- [What is required] Copy every line in the records below that contains the word "front".
* * * *
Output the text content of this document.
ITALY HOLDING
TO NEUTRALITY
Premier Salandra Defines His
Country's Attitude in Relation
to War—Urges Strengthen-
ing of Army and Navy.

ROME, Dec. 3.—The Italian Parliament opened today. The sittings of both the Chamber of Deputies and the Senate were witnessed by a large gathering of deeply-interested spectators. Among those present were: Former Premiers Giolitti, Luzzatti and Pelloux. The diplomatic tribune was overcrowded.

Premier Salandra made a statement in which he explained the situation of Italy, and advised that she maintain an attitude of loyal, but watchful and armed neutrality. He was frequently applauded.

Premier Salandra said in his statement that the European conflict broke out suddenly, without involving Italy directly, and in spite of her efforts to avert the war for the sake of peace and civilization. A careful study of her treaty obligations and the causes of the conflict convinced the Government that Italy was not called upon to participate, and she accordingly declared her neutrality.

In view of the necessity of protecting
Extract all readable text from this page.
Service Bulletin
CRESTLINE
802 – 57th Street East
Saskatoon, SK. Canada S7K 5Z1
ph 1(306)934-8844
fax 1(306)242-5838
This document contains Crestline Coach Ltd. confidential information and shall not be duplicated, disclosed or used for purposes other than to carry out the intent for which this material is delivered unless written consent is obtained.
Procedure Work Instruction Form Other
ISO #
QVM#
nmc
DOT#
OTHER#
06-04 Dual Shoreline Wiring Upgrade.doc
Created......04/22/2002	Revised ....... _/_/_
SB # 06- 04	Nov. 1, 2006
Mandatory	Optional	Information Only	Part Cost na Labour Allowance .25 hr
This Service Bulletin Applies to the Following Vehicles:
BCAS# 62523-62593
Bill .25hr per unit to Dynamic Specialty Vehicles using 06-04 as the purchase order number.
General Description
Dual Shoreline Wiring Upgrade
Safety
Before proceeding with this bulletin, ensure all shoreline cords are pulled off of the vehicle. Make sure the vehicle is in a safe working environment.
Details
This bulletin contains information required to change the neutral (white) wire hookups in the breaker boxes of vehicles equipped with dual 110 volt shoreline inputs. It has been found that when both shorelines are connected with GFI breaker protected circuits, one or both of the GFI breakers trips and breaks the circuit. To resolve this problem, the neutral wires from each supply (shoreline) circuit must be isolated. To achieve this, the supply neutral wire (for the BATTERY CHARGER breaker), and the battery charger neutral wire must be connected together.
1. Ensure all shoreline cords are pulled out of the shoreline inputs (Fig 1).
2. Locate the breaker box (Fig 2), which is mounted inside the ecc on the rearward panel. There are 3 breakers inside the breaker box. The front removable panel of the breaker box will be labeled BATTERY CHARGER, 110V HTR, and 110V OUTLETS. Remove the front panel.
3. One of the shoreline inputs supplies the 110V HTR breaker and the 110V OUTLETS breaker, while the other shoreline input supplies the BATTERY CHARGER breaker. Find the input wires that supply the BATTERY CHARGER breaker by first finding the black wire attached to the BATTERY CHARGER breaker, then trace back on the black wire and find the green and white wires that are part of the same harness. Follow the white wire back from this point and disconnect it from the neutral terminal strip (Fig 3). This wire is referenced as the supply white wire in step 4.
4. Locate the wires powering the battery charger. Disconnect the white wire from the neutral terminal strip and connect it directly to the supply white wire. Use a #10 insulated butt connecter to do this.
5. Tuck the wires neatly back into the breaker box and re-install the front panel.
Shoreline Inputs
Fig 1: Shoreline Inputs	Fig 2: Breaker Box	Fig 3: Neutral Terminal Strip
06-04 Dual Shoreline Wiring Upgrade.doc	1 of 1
* * * *
- [Task result]
2. Locate the breaker box (Fig 2), which is mounted inside the ecc on the rearward panel. There are 3 breakers inside the breaker box. The front removable panel of the breaker box will be labeled BATTERY CHARGER, 110V HTR, and 110V OUTLETS. Remove the front panel.
5. Tuck the wires neatly back into the breaker box and re-install the front panel.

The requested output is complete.